Work required:
The entries below are to be written out again without alteration.

[Collection entries]
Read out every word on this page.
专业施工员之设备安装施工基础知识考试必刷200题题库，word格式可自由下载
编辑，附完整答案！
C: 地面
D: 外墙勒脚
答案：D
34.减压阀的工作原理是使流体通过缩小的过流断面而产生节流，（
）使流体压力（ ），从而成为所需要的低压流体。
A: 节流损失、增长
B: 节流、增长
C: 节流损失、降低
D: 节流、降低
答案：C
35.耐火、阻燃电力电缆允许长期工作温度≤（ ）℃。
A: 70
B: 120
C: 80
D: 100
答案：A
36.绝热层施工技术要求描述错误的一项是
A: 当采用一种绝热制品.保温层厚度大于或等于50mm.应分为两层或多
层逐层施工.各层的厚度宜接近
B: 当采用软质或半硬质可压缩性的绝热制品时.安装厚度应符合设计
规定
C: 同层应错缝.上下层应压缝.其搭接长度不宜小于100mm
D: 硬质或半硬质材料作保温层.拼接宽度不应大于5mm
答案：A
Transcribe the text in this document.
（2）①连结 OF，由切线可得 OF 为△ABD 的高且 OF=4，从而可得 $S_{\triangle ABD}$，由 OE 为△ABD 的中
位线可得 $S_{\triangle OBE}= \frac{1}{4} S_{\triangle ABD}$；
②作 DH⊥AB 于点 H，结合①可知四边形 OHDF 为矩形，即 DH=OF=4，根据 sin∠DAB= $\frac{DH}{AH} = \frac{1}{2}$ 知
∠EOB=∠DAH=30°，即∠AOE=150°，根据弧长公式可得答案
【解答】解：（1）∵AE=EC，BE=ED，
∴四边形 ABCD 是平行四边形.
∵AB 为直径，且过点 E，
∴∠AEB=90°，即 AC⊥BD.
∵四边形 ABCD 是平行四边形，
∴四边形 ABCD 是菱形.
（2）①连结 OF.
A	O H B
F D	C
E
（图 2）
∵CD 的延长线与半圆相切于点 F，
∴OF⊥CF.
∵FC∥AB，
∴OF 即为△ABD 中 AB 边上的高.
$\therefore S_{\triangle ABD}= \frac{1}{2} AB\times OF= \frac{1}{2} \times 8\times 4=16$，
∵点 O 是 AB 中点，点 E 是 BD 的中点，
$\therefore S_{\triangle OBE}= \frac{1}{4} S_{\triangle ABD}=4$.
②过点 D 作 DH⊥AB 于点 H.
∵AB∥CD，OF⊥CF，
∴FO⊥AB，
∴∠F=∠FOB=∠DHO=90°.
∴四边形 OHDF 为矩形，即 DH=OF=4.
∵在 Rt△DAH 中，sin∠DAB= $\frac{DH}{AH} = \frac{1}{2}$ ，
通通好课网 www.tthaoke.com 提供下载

The response:
Read out every word on this page.
专业施工员之设备安装施工基础知识考试必刷200题题库，word格式可自由下载
编辑，附完整答案！
C: 地面
D: 外墙勒脚
答案：D
34.减压阀的工作原理是使流体通过缩小的过流断面而产生节流，（
）使流体压力（ ），从而成为所需要的低压流体。
A: 节流损失、增长
B: 节流、增长
C: 节流损失、降低
D: 节流、降低
答案：C
35.耐火、阻燃电力电缆允许长期工作温度≤（ ）℃。
A: 70
B: 120
C: 80
D: 100
答案：A
36.绝热层施工技术要求描述错误的一项是
A: 当采用一种绝热制品.保温层厚度大于或等于50mm.应分为两层或多
层逐层施工.各层的厚度宜接近
B: 当采用软质或半硬质可压缩性的绝热制品时.安装厚度应符合设计
规定
C: 同层应错缝.上下层应压缝.其搭接长度不宜小于100mm
D: 硬质或半硬质材料作保温层.拼接宽度不应大于5mm
答案：A
Transcribe the text in this document.
（2）①连结 OF，由切线可得 OF 为△ABD 的高且 OF=4，从而可得 $S_{\triangle ABD}$，由 OE 为△ABD 的中
位线可得 $S_{\triangle OBE}= \frac{1}{4} S_{\triangle ABD}$；
②作 DH⊥AB 于点 H，结合①可知四边形 OHDF 为矩形，即 DH=OF=4，根据 sin∠DAB= $\frac{DH}{AH} = \frac{1}{2}$ 知
∠EOB=∠DAH=30°，即∠AOE=150°，根据弧长公式可得答案
【解答】解：（1）∵AE=EC，BE=ED，
∴四边形 ABCD 是平行四边形.
∵AB 为直径，且过点 E，
∴∠AEB=90°，即 AC⊥BD.
∵四边形 ABCD 是平行四边形，
∴四边形 ABCD 是菱形.
（2）①连结 OF.
A	O H B
F D	C
E
（图 2）
∵CD 的延长线与半圆相切于点 F，
∴OF⊥CF.
∵FC∥AB，
∴OF 即为△ABD 中 AB 边上的高.
$\therefore S_{\triangle ABD}= \frac{1}{2} AB\times OF= \frac{1}{2} \times 8\times 4=16$，
∵点 O 是 AB 中点，点 E 是 BD 的中点，
$\therefore S_{\triangle OBE}= \frac{1}{4} S_{\triangle ABD}=4$.
②过点 D 作 DH⊥AB 于点 H.
∵AB∥CD，OF⊥CF，
∴FO⊥AB，
∴∠F=∠FOB=∠DHO=90°.
∴四边形 OHDF 为矩形，即 DH=OF=4.
∵在 Rt△DAH 中，sin∠DAB= $\frac{DH}{AH} = \frac{1}{2}$ ，
通通好课网 www.tthaoke.com 提供下载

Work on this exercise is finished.